* **WHAT TO DO**
Every line below that holds the string "Sonata" should be copied out.

--- DATA ROWS ---

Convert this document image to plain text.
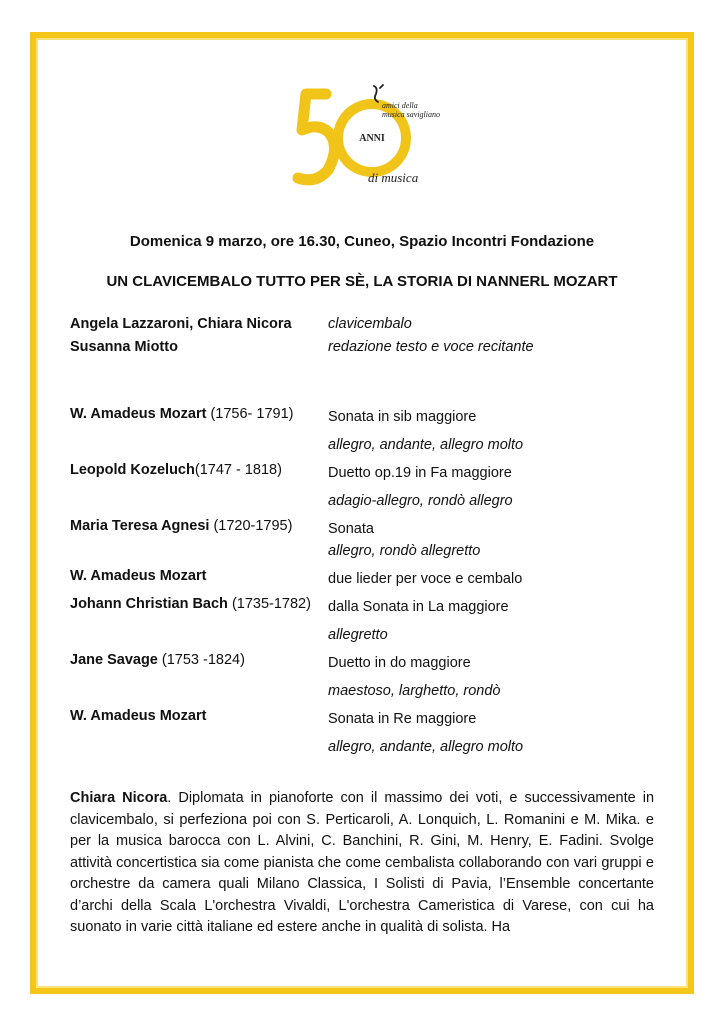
ANNI
amici della
musica savigliano
di musica
Domenica 9 marzo, ore 16.30, Cuneo, Spazio Incontri Fondazione
UN CLAVICEMBALO TUTTO PER SÈ, LA STORIA DI NANNERL MOZART
Angela Lazzaroni, Chiara Nicora	clavicembalo
Susanna Miotto	redazione testo e voce recitante
W. Amadeus Mozart (1756- 1791)	Sonata in sib maggiore
allegro, andante, allegro molto
Leopold Kozeluch(1747 - 1818)	Duetto op.19 in Fa maggiore
adagio-allegro, rondò allegro
Maria Teresa Agnesi (1720-1795)	Sonata
allegro, rondò allegretto
W. Amadeus Mozart	due lieder per voce e cembalo
Johann Christian Bach (1735-1782)	dalla Sonata in La maggiore
allegretto
Jane Savage (1753 -1824)	Duetto in do maggiore
maestoso, larghetto, rondò
W. Amadeus Mozart	Sonata in Re maggiore
allegro, andante, allegro molto
Chiara Nicora. Diplomata in pianoforte con il massimo dei voti, e successivamente in clavicembalo, si perfeziona poi con S. Perticaroli, A. Lonquich, L. Romanini e M. Mika. e per la musica barocca con L. Alvini, C. Banchini, R. Gini, M. Henry, E. Fadini. Svolge attività concertistica sia come pianista che come cembalista collaborando con vari gruppi e orchestre da camera quali Milano Classica, I Solisti di Pavia, l’Ensemble concertante d’archi della Scala L'orchestra Vivaldi, L'orchestra Cameristica di Varese, con cui ha suonato in varie città italiane ed estere anche in qualità di solista. Ha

---

* **THE OUTPUT**
W. Amadeus Mozart (1756- 1791)	Sonata in sib maggiore
Maria Teresa Agnesi (1720-1795)	Sonata
Johann Christian Bach (1735-1782)	dalla Sonata in La maggiore
W. Amadeus Mozart	Sonata in Re maggiore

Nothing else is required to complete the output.